(Dataset records)
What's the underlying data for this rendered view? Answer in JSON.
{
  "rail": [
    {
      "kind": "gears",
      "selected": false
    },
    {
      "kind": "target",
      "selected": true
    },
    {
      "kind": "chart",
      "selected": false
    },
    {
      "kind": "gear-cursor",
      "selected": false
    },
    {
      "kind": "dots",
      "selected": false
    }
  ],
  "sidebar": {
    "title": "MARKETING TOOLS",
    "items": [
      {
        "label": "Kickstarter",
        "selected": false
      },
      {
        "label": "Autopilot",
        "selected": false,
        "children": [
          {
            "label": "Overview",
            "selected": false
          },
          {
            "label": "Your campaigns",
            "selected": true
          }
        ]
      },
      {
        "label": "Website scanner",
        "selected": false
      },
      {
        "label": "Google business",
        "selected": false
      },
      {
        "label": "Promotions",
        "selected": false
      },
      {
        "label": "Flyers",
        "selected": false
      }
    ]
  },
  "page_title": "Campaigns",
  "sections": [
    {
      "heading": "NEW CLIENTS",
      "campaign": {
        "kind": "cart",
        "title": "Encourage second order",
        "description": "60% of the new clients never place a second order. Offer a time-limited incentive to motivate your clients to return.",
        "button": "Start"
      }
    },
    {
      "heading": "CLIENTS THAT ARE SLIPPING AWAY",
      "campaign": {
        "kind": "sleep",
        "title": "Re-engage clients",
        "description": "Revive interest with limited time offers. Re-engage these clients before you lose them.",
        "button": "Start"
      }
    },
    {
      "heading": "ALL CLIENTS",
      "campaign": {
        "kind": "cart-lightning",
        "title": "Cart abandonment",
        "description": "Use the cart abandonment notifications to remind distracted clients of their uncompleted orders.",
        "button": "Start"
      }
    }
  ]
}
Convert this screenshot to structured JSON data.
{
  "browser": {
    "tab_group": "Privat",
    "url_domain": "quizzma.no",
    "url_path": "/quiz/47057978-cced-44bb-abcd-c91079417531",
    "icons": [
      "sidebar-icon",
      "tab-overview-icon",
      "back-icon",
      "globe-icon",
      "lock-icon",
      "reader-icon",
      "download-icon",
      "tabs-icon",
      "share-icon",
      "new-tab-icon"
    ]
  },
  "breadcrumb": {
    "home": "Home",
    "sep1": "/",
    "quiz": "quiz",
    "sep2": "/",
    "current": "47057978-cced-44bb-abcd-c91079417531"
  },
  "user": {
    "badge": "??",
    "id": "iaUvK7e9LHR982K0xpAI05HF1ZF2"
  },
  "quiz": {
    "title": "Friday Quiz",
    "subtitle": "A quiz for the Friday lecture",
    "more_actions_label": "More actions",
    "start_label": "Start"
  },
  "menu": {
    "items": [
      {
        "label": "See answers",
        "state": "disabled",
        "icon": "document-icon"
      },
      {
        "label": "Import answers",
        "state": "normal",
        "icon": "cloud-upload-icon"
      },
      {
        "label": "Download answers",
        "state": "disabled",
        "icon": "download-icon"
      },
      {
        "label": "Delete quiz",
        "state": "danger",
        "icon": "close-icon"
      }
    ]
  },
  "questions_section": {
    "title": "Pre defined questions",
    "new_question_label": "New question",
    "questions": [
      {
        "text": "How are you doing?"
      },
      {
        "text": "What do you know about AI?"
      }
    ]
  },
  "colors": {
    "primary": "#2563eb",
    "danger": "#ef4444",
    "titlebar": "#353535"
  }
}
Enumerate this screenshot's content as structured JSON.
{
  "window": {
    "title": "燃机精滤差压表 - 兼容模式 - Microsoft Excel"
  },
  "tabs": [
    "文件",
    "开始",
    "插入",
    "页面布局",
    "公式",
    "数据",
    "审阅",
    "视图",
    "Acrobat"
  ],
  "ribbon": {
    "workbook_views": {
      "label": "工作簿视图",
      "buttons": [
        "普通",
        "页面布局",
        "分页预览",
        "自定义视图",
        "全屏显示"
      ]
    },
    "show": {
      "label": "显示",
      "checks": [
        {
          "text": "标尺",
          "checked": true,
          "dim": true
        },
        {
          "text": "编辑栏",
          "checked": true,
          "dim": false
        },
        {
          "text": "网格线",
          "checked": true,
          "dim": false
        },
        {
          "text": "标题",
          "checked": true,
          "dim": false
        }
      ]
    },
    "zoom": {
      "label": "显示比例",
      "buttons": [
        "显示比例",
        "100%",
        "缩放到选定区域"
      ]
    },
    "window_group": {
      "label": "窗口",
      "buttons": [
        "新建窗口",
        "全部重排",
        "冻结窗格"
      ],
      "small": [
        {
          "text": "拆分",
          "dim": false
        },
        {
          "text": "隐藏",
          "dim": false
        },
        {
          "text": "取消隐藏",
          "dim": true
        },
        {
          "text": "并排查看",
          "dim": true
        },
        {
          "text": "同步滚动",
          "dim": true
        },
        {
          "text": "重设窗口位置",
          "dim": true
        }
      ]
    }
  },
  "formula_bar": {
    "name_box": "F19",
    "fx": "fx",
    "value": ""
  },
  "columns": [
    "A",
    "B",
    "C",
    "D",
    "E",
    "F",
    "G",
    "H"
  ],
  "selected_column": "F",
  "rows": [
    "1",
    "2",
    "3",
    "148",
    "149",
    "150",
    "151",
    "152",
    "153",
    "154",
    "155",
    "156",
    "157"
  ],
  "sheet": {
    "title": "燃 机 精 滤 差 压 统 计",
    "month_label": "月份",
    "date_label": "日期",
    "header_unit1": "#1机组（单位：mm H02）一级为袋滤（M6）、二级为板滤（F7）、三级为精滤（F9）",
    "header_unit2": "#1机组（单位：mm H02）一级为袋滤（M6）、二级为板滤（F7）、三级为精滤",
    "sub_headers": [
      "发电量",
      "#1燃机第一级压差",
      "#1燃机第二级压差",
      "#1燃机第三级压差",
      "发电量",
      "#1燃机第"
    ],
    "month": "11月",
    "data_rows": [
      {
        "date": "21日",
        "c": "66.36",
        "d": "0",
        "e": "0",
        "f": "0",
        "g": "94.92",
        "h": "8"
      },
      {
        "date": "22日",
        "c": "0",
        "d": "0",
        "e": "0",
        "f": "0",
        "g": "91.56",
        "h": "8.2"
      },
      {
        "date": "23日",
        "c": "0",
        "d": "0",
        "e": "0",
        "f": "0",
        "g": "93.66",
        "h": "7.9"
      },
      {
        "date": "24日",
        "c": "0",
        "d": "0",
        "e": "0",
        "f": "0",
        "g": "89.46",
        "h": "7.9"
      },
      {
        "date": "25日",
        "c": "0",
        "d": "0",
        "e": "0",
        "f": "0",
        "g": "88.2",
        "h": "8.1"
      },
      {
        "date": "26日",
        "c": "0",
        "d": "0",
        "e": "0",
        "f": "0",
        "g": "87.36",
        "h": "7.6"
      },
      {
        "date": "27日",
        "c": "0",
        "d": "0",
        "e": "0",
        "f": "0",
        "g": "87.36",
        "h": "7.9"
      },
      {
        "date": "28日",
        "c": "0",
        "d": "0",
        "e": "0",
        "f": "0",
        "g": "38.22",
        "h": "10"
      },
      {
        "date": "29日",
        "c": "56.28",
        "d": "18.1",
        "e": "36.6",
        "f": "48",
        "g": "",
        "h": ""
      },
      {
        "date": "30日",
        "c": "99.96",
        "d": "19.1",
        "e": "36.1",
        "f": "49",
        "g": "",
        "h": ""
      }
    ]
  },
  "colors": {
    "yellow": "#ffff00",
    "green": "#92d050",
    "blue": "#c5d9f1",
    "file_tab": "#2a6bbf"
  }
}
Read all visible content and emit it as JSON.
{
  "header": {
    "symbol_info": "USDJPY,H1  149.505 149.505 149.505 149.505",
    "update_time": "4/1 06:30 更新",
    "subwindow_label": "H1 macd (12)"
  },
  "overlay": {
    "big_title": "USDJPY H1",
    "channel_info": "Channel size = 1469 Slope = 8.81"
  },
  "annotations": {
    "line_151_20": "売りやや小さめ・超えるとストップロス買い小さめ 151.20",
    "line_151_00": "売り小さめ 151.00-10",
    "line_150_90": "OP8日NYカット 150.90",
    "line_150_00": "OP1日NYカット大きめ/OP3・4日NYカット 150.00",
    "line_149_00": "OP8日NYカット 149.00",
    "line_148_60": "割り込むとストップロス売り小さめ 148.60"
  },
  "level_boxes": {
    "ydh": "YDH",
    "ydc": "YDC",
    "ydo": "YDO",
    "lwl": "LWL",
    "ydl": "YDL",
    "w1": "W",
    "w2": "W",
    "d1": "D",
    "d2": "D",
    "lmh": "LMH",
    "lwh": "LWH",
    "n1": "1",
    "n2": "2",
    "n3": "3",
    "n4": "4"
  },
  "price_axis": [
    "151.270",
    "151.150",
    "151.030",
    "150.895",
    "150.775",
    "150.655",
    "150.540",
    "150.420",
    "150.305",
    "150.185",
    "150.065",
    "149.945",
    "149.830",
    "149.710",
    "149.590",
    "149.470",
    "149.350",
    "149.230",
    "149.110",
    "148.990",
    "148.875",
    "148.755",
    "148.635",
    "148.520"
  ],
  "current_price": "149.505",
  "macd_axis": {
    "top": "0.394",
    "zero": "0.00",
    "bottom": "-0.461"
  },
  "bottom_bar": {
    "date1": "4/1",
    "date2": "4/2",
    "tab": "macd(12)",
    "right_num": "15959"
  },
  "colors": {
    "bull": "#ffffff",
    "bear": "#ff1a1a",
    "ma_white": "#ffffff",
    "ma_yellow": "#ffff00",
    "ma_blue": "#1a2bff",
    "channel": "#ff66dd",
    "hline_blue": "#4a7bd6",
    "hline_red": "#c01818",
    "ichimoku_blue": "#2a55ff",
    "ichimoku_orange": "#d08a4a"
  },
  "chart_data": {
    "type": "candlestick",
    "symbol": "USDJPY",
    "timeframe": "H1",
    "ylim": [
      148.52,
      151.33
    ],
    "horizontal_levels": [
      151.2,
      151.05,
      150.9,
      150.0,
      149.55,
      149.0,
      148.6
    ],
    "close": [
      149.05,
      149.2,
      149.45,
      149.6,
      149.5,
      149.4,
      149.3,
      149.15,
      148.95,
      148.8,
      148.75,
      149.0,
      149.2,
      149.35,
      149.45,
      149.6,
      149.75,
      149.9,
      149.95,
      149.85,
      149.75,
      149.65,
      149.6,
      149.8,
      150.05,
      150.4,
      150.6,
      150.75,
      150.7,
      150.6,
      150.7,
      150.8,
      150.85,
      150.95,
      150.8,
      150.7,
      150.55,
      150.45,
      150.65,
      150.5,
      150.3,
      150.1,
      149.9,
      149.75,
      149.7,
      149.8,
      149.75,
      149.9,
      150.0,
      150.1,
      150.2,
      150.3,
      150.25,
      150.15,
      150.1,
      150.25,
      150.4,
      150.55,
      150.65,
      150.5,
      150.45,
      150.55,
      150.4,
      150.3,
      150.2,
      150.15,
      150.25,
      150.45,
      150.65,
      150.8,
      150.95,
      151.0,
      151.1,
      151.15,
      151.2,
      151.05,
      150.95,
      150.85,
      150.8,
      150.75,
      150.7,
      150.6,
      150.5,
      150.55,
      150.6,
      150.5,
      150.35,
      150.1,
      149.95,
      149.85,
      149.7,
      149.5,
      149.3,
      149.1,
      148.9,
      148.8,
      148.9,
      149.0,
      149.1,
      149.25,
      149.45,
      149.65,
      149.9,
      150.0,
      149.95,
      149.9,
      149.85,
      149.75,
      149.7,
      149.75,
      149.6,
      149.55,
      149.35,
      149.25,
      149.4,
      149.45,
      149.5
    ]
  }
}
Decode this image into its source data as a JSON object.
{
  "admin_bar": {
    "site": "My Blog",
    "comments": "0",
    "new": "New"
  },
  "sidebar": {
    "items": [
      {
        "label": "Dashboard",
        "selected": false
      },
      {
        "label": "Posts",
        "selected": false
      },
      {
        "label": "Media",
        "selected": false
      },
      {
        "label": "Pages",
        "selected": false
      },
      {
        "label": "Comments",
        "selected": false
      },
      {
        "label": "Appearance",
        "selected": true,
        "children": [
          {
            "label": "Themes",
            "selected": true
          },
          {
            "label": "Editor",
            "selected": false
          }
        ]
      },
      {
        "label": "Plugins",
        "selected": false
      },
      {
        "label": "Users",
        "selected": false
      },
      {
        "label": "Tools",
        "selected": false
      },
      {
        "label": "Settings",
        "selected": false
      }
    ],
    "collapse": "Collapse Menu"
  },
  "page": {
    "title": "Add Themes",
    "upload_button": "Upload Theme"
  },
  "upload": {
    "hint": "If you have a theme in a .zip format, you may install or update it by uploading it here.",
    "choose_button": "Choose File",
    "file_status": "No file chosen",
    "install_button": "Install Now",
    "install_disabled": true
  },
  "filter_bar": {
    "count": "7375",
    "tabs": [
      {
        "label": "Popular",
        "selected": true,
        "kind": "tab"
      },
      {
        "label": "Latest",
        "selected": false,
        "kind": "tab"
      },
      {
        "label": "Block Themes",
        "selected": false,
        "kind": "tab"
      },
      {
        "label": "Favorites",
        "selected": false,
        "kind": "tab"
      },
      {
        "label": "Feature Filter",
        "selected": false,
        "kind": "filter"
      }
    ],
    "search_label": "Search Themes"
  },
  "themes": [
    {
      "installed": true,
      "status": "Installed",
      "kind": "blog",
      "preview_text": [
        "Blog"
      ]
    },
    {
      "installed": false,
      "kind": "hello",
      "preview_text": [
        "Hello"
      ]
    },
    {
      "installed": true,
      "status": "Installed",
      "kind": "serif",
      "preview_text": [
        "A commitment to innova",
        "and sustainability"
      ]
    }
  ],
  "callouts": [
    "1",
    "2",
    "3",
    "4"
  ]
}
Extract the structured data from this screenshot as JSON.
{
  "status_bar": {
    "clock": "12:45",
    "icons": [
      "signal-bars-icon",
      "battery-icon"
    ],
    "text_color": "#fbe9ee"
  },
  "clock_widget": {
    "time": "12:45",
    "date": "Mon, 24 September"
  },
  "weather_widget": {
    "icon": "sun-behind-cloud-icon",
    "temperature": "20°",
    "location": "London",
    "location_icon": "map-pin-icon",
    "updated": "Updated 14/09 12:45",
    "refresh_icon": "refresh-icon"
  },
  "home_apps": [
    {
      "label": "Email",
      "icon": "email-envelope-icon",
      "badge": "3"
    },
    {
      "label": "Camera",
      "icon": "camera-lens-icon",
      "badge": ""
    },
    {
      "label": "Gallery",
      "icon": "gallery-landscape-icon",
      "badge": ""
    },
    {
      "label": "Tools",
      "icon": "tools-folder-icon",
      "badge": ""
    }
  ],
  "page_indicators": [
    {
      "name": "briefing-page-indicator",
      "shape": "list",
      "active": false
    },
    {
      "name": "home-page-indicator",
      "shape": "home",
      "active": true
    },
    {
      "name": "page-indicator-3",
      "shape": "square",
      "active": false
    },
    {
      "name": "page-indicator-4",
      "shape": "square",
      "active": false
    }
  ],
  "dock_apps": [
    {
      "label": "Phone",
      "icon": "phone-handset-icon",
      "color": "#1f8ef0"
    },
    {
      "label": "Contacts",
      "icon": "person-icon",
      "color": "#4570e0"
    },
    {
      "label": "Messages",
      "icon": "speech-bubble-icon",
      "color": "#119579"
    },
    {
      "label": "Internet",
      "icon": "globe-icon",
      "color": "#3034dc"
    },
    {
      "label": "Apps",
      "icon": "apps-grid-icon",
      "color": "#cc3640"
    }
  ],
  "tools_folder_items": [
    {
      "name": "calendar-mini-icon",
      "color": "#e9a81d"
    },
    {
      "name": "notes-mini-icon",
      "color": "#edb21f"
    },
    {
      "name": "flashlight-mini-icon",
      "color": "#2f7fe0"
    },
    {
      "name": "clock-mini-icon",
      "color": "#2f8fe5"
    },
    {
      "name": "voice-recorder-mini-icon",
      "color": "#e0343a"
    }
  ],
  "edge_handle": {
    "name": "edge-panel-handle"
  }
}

### EXERCISE DETAILS
Take every line above carrying "shape" and return it.

### SOLUTION TO THE EXERCISE
      "shape": "list",
      "shape": "home",
      "shape": "square",
      "shape": "square",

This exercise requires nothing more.